Records from a data source
- - - - -
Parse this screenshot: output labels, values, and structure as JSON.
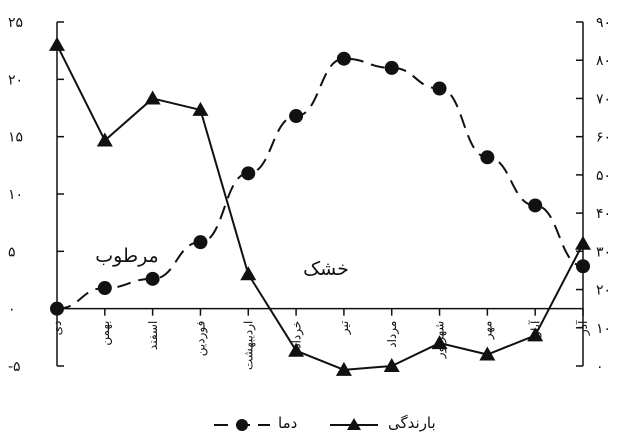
{
  "chart_data": {
    "type": "line",
    "categories": [
      "دی",
      "بهمن",
      "اسفند",
      "فوردین",
      "اردیبهشت",
      "خرداد",
      "تیر",
      "مرداد",
      "شهریور",
      "مهر",
      "آبان",
      "آذر"
    ],
    "left_axis": {
      "ylim": [
        -5,
        25
      ],
      "ticks": [
        -5,
        0,
        5,
        10,
        15,
        20,
        25
      ],
      "tick_labels": [
        "-۵",
        "۰",
        "۵",
        "۱۰",
        "۱۵",
        "۲۰",
        "۲۵"
      ]
    },
    "right_axis": {
      "ylim": [
        0,
        90
      ],
      "ticks": [
        0,
        10,
        20,
        30,
        40,
        50,
        60,
        70,
        80,
        90
      ],
      "tick_labels": [
        "۰",
        "۱۰",
        "۲۰",
        "۳۰",
        "۴۰",
        "۵۰",
        "۶۰",
        "۷۰",
        "۸۰",
        "۹۰"
      ]
    },
    "series": [
      {
        "name": "دما",
        "axis": "left",
        "marker": "circle",
        "line": "dashed",
        "values": [
          0,
          1.8,
          2.6,
          5.8,
          11.8,
          16.8,
          21.8,
          21.0,
          19.2,
          13.2,
          9.0,
          3.7
        ]
      },
      {
        "name": "بارندگی",
        "axis": "right",
        "marker": "triangle",
        "line": "solid",
        "values": [
          84,
          59,
          70,
          67,
          24,
          4,
          -1,
          0,
          6,
          3,
          8,
          32
        ]
      }
    ],
    "annotations": [
      {
        "text": "مرطوب"
      },
      {
        "text": "خشک"
      }
    ],
    "legend": [
      {
        "label": "دما",
        "marker": "circle",
        "line": "dashed"
      },
      {
        "label": "بارندگی",
        "marker": "triangle",
        "line": "solid"
      }
    ]
  }
}
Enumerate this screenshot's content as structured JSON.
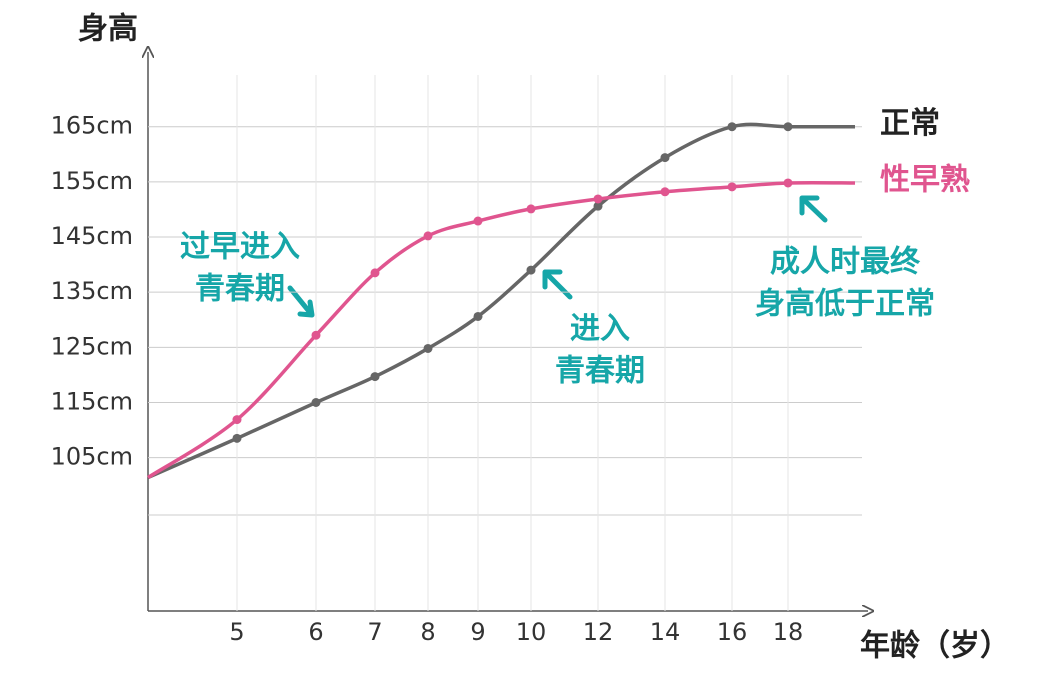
{
  "chart_data": {
    "type": "line",
    "y_label": "身高",
    "x_label": "年龄（岁）",
    "categories": [
      null,
      5,
      6,
      7,
      8,
      9,
      10,
      12,
      14,
      16,
      18,
      null
    ],
    "series": [
      {
        "name": "正常",
        "color": "#666666",
        "label_color": "#222222",
        "values": [
          101.4,
          108.5,
          115,
          119.7,
          124.8,
          130.6,
          139,
          150.6,
          159.4,
          165,
          165,
          165
        ]
      },
      {
        "name": "性早熟",
        "color": "#e0558f",
        "label_color": "#e0558f",
        "values": [
          101.4,
          111.9,
          127.2,
          138.5,
          145.2,
          147.9,
          150.1,
          151.9,
          153.2,
          154.1,
          154.8,
          154.8
        ]
      }
    ],
    "ylim": [
      77.2,
      178
    ],
    "yticks": [
      {
        "value": 105,
        "label": "105cm"
      },
      {
        "value": 115,
        "label": "115cm"
      },
      {
        "value": 125,
        "label": "125cm"
      },
      {
        "value": 135,
        "label": "135cm"
      },
      {
        "value": 145,
        "label": "145cm"
      },
      {
        "value": 155,
        "label": "155cm"
      },
      {
        "value": 165,
        "label": "165cm"
      }
    ],
    "grid": true,
    "annotations": [
      [
        "过早进入",
        "青春期"
      ],
      [
        "进入",
        "青春期"
      ],
      [
        "成人时最终",
        "身高低于正常"
      ]
    ],
    "annotation_color": "#16a6a8"
  }
}
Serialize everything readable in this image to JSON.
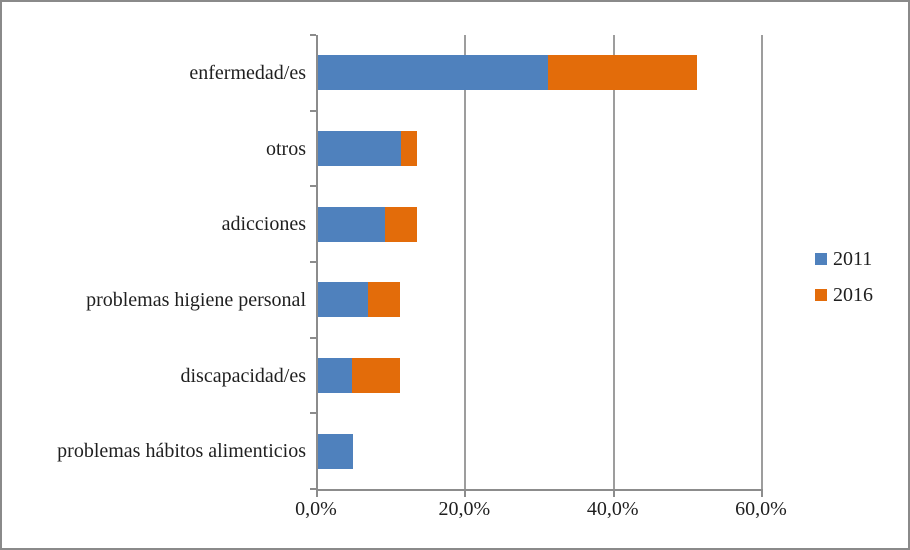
{
  "chart_data": {
    "type": "bar",
    "orientation": "horizontal",
    "stacked": true,
    "title": "",
    "xlabel": "",
    "ylabel": "",
    "grid": true,
    "legend_position": "right",
    "categories": [
      "enfermedad/es",
      "otros",
      "adicciones",
      "problemas higiene personal",
      "discapacidad/es",
      "problemas hábitos alimenticios"
    ],
    "series": [
      {
        "name": "2011",
        "color": "#4F81BD",
        "values": [
          31.0,
          11.2,
          9.1,
          6.7,
          4.6,
          4.7
        ]
      },
      {
        "name": "2016",
        "color": "#E36C0A",
        "values": [
          20.1,
          2.2,
          4.3,
          4.3,
          6.4,
          0.0
        ]
      }
    ],
    "x_axis": {
      "min": 0,
      "max": 60,
      "tick_step": 20,
      "tick_labels": [
        "0,0%",
        "20,0%",
        "40,0%",
        "60,0%"
      ]
    }
  },
  "colors": {
    "axis": "#8c8c8c",
    "gridline": "#9d9d9d",
    "frame_border": "#8a8a8a",
    "background": "#ffffff",
    "text": "#1f1f1f"
  }
}
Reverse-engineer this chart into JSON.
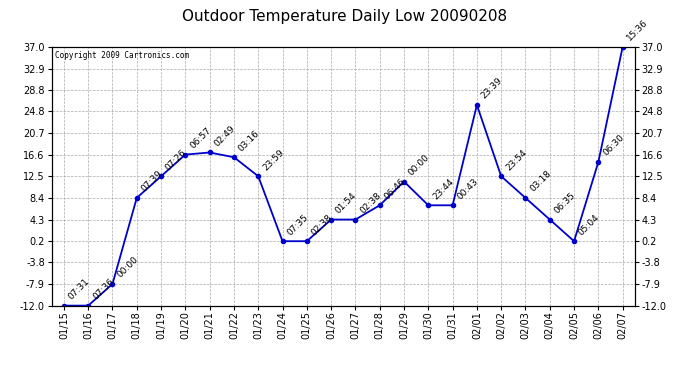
- - - - -
_Written instruction_
Print all entries exactly. The images do not belong in the copy.

_Exercise output_
Parse this screenshot: output labels, values, and structure as JSON.
{
  "chart_data": {
    "type": "line",
    "categories": [
      "دی",
      "بهمن",
      "اسفند",
      "فوردین",
      "اردیبهشت",
      "خرداد",
      "تیر",
      "مرداد",
      "شهریور",
      "مهر",
      "آبان",
      "آذر"
    ],
    "left_axis": {
      "ylim": [
        -5,
        25
      ],
      "ticks": [
        -5,
        0,
        5,
        10,
        15,
        20,
        25
      ],
      "tick_labels": [
        "-۵",
        "۰",
        "۵",
        "۱۰",
        "۱۵",
        "۲۰",
        "۲۵"
      ]
    },
    "right_axis": {
      "ylim": [
        0,
        90
      ],
      "ticks": [
        0,
        10,
        20,
        30,
        40,
        50,
        60,
        70,
        80,
        90
      ],
      "tick_labels": [
        "۰",
        "۱۰",
        "۲۰",
        "۳۰",
        "۴۰",
        "۵۰",
        "۶۰",
        "۷۰",
        "۸۰",
        "۹۰"
      ]
    },
    "series": [
      {
        "name": "دما",
        "axis": "left",
        "marker": "circle",
        "line": "dashed",
        "values": [
          0,
          1.8,
          2.6,
          5.8,
          11.8,
          16.8,
          21.8,
          21.0,
          19.2,
          13.2,
          9.0,
          3.7
        ]
      },
      {
        "name": "بارندگی",
        "axis": "right",
        "marker": "triangle",
        "line": "solid",
        "values": [
          84,
          59,
          70,
          67,
          24,
          4,
          -1,
          0,
          6,
          3,
          8,
          32
        ]
      }
    ],
    "annotations": [
      {
        "text": "مرطوب"
      },
      {
        "text": "خشک"
      }
    ],
    "legend": [
      {
        "label": "دما",
        "marker": "circle",
        "line": "dashed"
      },
      {
        "label": "بارندگی",
        "marker": "triangle",
        "line": "solid"
      }
    ]
  }
}
Enumerate this screenshot's content as structured JSON.
{
  "chart_data": {
    "type": "line",
    "y_label": "身高",
    "x_label": "年龄（岁）",
    "categories": [
      null,
      5,
      6,
      7,
      8,
      9,
      10,
      12,
      14,
      16,
      18,
      null
    ],
    "series": [
      {
        "name": "正常",
        "color": "#666666",
        "label_color": "#222222",
        "values": [
          101.4,
          108.5,
          115,
          119.7,
          124.8,
          130.6,
          139,
          150.6,
          159.4,
          165,
          165,
          165
        ]
      },
      {
        "name": "性早熟",
        "color": "#e0558f",
        "label_color": "#e0558f",
        "values": [
          101.4,
          111.9,
          127.2,
          138.5,
          145.2,
          147.9,
          150.1,
          151.9,
          153.2,
          154.1,
          154.8,
          154.8
        ]
      }
    ],
    "ylim": [
      77.2,
      178
    ],
    "yticks": [
      {
        "value": 105,
        "label": "105cm"
      },
      {
        "value": 115,
        "label": "115cm"
      },
      {
        "value": 125,
        "label": "125cm"
      },
      {
        "value": 135,
        "label": "135cm"
      },
      {
        "value": 145,
        "label": "145cm"
      },
      {
        "value": 155,
        "label": "155cm"
      },
      {
        "value": 165,
        "label": "165cm"
      }
    ],
    "grid": true,
    "annotations": [
      [
        "过早进入",
        "青春期"
      ],
      [
        "进入",
        "青春期"
      ],
      [
        "成人时最终",
        "身高低于正常"
      ]
    ],
    "annotation_color": "#16a6a8"
  }
}
Serialize everything readable in this image to JSON.
{
  "chart_data": {
    "type": "bar",
    "orientation": "horizontal",
    "stacked": true,
    "title": "",
    "xlabel": "",
    "ylabel": "",
    "grid": true,
    "legend_position": "right",
    "categories": [
      "enfermedad/es",
      "otros",
      "adicciones",
      "problemas higiene personal",
      "discapacidad/es",
      "problemas hábitos alimenticios"
    ],
    "series": [
      {
        "name": "2011",
        "color": "#4F81BD",
        "values": [
          31.0,
          11.2,
          9.1,
          6.7,
          4.6,
          4.7
        ]
      },
      {
        "name": "2016",
        "color": "#E36C0A",
        "values": [
          20.1,
          2.2,
          4.3,
          4.3,
          6.4,
          0.0
        ]
      }
    ],
    "x_axis": {
      "min": 0,
      "max": 60,
      "tick_step": 20,
      "tick_labels": [
        "0,0%",
        "20,0%",
        "40,0%",
        "60,0%"
      ]
    }
  },
  "colors": {
    "axis": "#8c8c8c",
    "gridline": "#9d9d9d",
    "frame_border": "#8a8a8a",
    "background": "#ffffff",
    "text": "#1f1f1f"
  }
}
Reverse-engineer this chart into JSON.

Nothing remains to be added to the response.